## ARBEITSAUFTRÄGE:
[a] Wo hat Petra laut dem Artikel Origin installiert?
[b] Aktualisiere den Abschnitt des Artikels, der bei "Sorry aber das" beginnt und bei "SakashiLP (5. November 2011)" endet, und setze dabei "Sturmgewehr" anstelle von "Scharfschützengewehr" ein.

## ARTIKEL:
┌──
Sorry aber das Spiel kommt mir vor wie in einer Beta fase! Bunker Buster funktioniert nicht richtig wen überhaupt. Es wird zeitweise geschummelt von manchen Spielern das einen schlecht wird! Ob Scharfschützengewehr oder mg, man schisst über die ganze map in weck wen ab. das Schrotgewehr hat kaum streung wenn man über die halbe map wen in den kopf schissen kann und der stirbt! und die Wertung für muliplayer ist ja wohl echt der wiz viel zu hoch und zu wenig - einträge! Mfg Borg2000


----------



## SakashiLP (5. November 2011)

gelöscht.


----------



## Vordack (5. November 2011)

palombhp schrieb:


> I
> Bei all dem Mist den ich mir zu dem Thema schon durchlesen müsste, wäre ich heilfroh hier mal eine vertrauenswürdige Aussage zu bekommen. Aber nein, dazu müßte man wie gesagt Stellung beziehen.
> 
> Also weiss ich (und viele andere) nach wie vor nicht, ist das jetzt so schlimm, stimmen die Videos, sind die gefakt, was macht Origin eigentlich, kann es noch viel mehr und "schläft" nur ... .
> ...


 
Die vertrauenswürdige Aussage kam von Petra  Sie hat geschrieben daß sie Orgin auf ihrem Privatrechner installiert hat


----------



## LordNycon82 (6. November 2011)
└──
## BEREITGESTELLTE ANGABEN:
┌──
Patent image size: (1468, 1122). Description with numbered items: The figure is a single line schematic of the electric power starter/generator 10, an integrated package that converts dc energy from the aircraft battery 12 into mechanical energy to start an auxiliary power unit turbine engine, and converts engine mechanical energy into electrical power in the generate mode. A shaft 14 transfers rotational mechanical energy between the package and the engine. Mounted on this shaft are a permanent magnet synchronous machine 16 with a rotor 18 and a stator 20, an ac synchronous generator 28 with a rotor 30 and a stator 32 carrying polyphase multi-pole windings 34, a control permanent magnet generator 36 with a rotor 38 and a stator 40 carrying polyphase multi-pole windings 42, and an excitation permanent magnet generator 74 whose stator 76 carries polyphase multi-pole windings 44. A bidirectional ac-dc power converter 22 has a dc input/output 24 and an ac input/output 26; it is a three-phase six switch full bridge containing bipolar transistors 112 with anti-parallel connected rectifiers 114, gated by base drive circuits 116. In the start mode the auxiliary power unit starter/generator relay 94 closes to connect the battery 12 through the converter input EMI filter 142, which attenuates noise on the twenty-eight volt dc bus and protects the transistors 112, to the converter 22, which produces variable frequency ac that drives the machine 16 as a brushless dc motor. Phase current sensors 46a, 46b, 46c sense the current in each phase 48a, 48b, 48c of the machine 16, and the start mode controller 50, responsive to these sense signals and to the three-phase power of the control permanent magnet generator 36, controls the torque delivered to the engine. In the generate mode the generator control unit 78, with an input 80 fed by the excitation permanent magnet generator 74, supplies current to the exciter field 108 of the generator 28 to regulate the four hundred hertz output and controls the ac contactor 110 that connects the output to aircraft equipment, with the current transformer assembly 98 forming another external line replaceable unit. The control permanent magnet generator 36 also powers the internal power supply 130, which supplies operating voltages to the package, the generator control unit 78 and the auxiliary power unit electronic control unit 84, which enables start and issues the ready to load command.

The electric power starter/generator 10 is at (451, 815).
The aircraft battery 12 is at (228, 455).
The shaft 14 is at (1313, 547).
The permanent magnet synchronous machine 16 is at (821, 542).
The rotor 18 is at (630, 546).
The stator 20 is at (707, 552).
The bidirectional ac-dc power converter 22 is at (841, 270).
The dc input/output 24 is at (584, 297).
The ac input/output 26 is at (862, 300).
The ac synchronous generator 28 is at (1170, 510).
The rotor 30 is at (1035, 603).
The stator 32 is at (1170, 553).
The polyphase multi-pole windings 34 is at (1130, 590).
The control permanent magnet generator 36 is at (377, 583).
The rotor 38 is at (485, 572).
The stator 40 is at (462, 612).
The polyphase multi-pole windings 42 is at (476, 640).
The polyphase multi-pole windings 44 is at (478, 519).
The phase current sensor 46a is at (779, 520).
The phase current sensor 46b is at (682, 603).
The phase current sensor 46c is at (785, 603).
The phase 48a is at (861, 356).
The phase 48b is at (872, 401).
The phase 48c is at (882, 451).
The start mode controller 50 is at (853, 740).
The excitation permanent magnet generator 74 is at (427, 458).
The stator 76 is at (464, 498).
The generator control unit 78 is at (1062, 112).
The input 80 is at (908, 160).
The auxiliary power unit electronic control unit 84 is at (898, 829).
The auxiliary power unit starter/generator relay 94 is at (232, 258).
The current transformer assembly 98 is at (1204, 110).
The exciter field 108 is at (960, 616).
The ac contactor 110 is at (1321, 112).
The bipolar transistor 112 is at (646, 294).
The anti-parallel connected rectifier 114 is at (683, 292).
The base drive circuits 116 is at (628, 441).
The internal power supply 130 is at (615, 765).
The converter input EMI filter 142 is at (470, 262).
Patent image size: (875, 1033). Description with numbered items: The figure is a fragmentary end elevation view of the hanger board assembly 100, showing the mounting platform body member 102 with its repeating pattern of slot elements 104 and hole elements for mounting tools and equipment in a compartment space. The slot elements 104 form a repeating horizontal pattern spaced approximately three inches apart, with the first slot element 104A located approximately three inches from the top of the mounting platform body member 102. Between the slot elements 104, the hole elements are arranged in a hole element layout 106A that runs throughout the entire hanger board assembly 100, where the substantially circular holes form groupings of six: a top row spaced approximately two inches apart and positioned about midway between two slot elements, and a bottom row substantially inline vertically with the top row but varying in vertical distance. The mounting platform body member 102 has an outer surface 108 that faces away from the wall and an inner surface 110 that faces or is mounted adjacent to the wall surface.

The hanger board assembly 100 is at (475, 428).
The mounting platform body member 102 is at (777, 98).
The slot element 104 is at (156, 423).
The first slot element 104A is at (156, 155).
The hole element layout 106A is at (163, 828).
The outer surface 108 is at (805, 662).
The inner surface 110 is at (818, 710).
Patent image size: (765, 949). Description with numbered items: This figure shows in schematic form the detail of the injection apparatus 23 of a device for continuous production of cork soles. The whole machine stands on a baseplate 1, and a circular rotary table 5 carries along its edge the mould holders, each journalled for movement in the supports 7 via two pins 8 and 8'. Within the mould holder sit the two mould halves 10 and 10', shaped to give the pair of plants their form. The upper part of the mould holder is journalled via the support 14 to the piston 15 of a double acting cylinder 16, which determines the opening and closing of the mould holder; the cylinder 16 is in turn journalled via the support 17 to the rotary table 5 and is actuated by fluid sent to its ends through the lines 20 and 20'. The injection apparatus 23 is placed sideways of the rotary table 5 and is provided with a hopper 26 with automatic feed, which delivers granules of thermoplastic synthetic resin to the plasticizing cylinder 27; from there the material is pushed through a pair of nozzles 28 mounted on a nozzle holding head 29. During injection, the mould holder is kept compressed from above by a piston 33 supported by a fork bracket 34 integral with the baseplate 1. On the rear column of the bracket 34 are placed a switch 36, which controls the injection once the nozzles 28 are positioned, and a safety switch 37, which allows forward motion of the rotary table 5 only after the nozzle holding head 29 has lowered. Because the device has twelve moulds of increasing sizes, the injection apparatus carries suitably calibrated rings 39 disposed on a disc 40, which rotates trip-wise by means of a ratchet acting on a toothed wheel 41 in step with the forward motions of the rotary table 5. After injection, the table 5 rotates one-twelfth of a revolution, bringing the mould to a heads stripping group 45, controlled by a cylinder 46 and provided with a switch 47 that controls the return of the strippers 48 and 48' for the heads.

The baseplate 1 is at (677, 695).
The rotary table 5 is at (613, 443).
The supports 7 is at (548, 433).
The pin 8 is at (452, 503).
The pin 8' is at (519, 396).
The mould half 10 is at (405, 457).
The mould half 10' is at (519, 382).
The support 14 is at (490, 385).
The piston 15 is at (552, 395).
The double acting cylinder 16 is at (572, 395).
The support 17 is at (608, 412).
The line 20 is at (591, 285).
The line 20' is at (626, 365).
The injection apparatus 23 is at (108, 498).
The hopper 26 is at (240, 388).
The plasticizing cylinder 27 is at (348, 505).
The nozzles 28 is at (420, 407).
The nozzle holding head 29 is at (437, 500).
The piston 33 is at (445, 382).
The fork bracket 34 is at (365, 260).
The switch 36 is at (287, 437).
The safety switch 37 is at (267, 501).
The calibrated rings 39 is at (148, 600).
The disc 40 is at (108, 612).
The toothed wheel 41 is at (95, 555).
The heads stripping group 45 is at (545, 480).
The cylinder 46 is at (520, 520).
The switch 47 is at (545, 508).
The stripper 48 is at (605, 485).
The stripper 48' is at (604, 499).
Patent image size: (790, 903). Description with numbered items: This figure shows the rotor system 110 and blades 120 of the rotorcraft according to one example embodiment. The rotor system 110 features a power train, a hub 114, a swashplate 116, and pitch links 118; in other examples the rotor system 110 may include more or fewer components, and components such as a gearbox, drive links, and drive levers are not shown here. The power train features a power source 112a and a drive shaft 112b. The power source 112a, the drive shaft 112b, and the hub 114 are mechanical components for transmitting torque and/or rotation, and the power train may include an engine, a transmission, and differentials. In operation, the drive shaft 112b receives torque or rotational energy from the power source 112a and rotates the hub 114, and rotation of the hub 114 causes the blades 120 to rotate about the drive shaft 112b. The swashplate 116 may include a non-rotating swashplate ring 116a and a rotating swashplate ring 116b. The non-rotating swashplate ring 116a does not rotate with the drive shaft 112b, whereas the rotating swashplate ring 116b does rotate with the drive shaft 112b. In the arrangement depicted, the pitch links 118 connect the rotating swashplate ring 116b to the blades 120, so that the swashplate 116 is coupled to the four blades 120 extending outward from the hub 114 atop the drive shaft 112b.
└──
## LÖSUNGEN:
[a] Auf ihrem Privatrechner.

[b]
Sorry aber das Spiel kommt mir vor wie in einer Beta fase! Bunker Buster funktioniert nicht richtig wen überhaupt. Es wird zeitweise geschummelt von manchen Spielern das einen schlecht wird! Ob Sturmgewehr oder mg, man schisst über die ganze map in weck wen ab. das Schrotgewehr hat kaum streung wenn man über die halbe map wen in den kopf schissen kann und der stirbt! und die Wertung für muliplayer ist ja wohl echt der wiz viel zu hoch und zu wenig - einträge! Mfg Borg2000


----------



## SakashiLP (5. November 2011)